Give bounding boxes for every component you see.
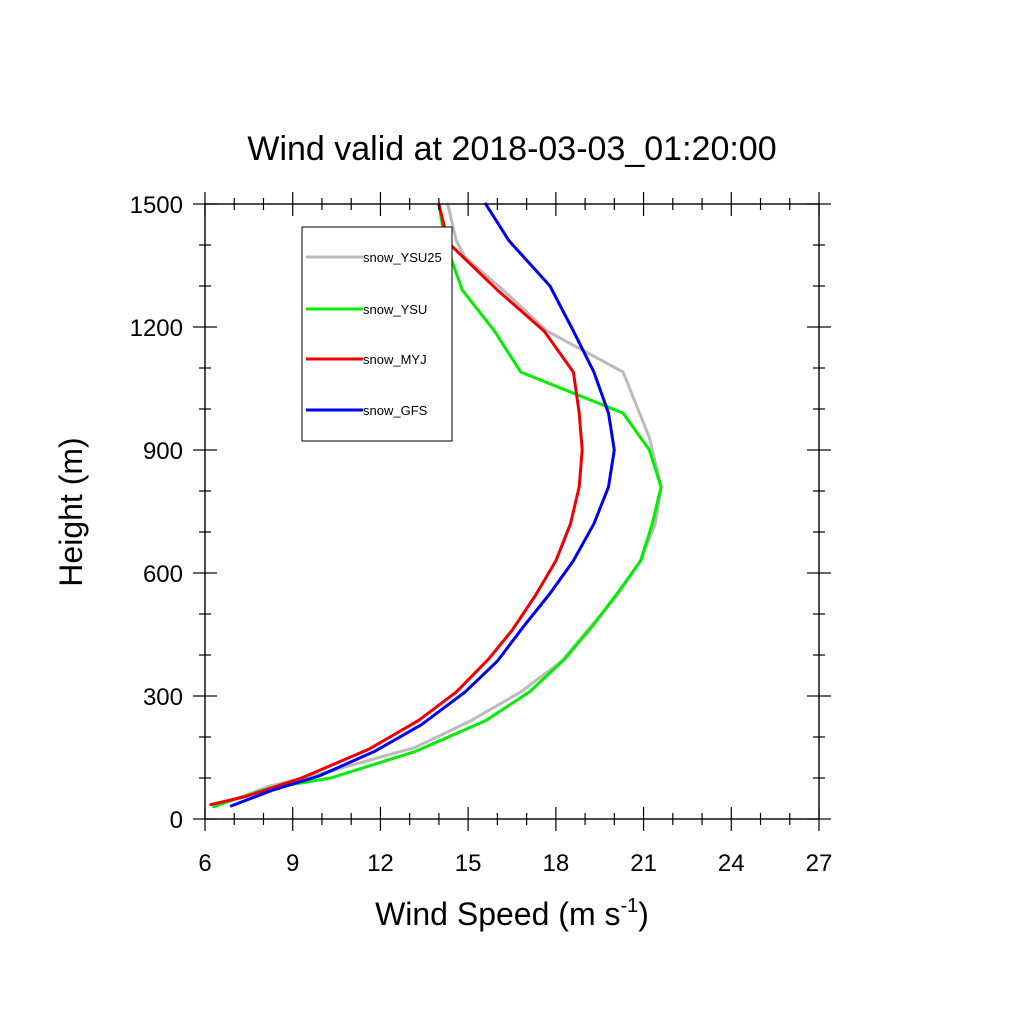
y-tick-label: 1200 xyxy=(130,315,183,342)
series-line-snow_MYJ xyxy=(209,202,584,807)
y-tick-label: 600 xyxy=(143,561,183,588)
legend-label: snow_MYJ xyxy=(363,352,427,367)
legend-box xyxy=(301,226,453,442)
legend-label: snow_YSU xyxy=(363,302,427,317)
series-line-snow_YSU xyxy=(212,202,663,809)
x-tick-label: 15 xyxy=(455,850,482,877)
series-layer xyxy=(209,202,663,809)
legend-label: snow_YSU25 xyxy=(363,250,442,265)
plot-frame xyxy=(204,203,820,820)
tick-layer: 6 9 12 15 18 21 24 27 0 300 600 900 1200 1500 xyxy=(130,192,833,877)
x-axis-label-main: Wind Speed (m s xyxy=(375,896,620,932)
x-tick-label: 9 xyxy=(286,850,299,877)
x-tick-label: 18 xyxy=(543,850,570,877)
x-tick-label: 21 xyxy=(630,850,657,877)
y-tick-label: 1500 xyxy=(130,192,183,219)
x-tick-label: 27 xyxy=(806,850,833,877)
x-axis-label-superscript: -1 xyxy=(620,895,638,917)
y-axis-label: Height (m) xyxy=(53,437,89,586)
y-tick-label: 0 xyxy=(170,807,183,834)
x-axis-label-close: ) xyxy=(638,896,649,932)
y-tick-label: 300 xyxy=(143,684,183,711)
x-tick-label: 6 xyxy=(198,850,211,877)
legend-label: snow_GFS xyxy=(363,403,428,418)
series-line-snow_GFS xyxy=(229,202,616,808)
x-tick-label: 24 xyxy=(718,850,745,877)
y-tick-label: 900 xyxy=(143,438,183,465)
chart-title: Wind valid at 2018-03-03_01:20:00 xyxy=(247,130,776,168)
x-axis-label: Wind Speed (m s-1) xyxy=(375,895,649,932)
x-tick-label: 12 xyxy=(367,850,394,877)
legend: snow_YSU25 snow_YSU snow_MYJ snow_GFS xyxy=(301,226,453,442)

▶ Required work
Reproduce every line of the data above word for word, leaving out the picture.

▶ Final answer
Give bounding boxes for every component you see.
y-tick-label: 1200 xyxy=(130,315,183,342)
series-line-snow_MYJ xyxy=(209,202,584,807)
y-tick-label: 600 xyxy=(143,561,183,588)
legend-label: snow_MYJ xyxy=(363,352,427,367)
legend-box xyxy=(301,226,453,442)
legend-label: snow_YSU xyxy=(363,302,427,317)
series-line-snow_YSU xyxy=(212,202,663,809)
x-tick-label: 15 xyxy=(455,850,482,877)
series-layer xyxy=(209,202,663,809)
legend-label: snow_YSU25 xyxy=(363,250,442,265)
plot-frame xyxy=(204,203,820,820)
tick-layer: 6 9 12 15 18 21 24 27 0 300 600 900 1200 1500 xyxy=(130,192,833,877)
x-axis-label-main: Wind Speed (m s xyxy=(375,896,620,932)
x-tick-label: 9 xyxy=(286,850,299,877)
x-tick-label: 18 xyxy=(543,850,570,877)
x-tick-label: 21 xyxy=(630,850,657,877)
y-tick-label: 1500 xyxy=(130,192,183,219)
x-tick-label: 27 xyxy=(806,850,833,877)
x-axis-label-superscript: -1 xyxy=(620,895,638,917)
y-axis-label: Height (m) xyxy=(53,437,89,586)
y-tick-label: 0 xyxy=(170,807,183,834)
x-axis-label-close: ) xyxy=(638,896,649,932)
y-tick-label: 300 xyxy=(143,684,183,711)
x-tick-label: 6 xyxy=(198,850,211,877)
legend-label: snow_GFS xyxy=(363,403,428,418)
series-line-snow_GFS xyxy=(229,202,616,808)
x-tick-label: 24 xyxy=(718,850,745,877)
y-tick-label: 900 xyxy=(143,438,183,465)
chart-title: Wind valid at 2018-03-03_01:20:00 xyxy=(247,130,776,168)
x-axis-label: Wind Speed (m s-1) xyxy=(375,895,649,932)
x-tick-label: 12 xyxy=(367,850,394,877)
legend: snow_YSU25 snow_YSU snow_MYJ snow_GFS xyxy=(301,226,453,442)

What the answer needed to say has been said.